--- Start Input for this task ---
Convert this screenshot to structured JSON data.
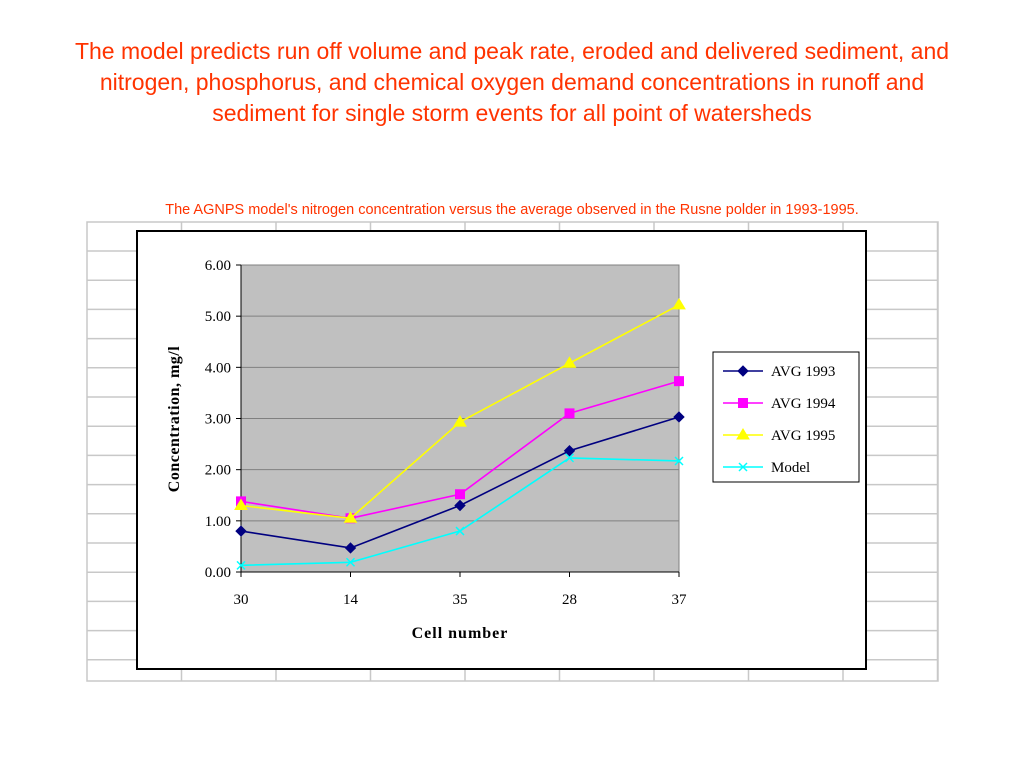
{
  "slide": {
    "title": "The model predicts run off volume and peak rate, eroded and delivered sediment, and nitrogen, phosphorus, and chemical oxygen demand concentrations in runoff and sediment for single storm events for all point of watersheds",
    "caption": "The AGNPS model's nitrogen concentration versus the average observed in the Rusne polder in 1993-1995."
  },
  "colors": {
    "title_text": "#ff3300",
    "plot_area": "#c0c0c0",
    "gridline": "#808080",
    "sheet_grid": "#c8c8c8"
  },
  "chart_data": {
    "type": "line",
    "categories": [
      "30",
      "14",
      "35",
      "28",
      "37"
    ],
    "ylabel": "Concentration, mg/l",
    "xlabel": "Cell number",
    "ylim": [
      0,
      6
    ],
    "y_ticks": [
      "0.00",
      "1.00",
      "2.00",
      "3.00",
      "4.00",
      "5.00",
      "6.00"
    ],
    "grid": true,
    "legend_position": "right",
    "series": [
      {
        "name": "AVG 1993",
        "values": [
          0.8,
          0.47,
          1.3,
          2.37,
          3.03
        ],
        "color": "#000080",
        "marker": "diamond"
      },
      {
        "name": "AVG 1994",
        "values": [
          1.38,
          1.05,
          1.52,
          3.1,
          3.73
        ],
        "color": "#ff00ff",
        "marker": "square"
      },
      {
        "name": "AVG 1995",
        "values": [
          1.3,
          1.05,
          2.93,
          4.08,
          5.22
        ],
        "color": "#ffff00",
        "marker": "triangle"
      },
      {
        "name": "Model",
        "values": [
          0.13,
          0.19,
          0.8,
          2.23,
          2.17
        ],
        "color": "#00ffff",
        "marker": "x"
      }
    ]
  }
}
--- End Input for this task ---
--- Start Input for this task ---
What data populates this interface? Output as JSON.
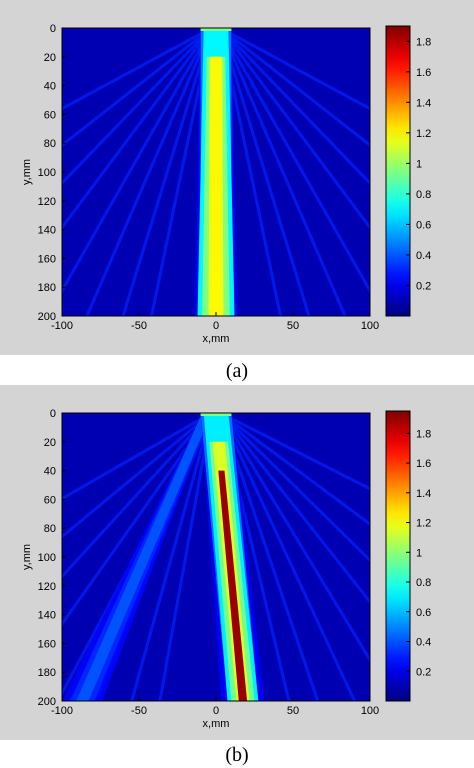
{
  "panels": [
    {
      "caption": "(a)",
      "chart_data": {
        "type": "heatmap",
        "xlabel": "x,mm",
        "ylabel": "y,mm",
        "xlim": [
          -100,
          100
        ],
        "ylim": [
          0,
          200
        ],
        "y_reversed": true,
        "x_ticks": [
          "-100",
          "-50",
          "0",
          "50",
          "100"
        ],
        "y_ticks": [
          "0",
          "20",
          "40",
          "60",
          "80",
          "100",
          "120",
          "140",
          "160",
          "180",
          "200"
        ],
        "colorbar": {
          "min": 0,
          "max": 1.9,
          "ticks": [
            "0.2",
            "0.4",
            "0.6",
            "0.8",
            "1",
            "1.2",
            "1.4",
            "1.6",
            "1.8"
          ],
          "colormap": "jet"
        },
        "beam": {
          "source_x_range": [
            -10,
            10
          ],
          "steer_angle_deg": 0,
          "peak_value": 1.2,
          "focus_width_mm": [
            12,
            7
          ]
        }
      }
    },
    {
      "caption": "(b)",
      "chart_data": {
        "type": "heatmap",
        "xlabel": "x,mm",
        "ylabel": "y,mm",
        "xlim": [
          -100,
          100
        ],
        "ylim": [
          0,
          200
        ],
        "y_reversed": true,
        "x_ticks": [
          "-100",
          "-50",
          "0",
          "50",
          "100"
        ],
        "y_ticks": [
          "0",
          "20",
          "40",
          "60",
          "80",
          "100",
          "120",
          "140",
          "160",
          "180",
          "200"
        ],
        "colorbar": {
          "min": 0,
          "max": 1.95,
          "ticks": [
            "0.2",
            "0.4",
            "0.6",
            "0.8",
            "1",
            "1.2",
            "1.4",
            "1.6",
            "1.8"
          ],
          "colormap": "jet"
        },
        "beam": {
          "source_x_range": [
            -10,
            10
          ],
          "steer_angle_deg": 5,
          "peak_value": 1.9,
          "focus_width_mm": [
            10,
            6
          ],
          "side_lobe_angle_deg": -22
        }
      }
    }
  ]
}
--- End Input for this task ---
_Stated exercise_
Check each line above for the string "nitrogen", then copy the ones that have it.

_Response_
    "title": "The model predicts run off volume and peak rate, eroded and delivered sediment, and nitrogen, phosphorus, and chemical oxygen demand concentrations in runoff and sediment for single storm events for all point of watersheds",
    "caption": "The AGNPS model's nitrogen concentration versus the average observed in the Rusne polder in 1993-1995."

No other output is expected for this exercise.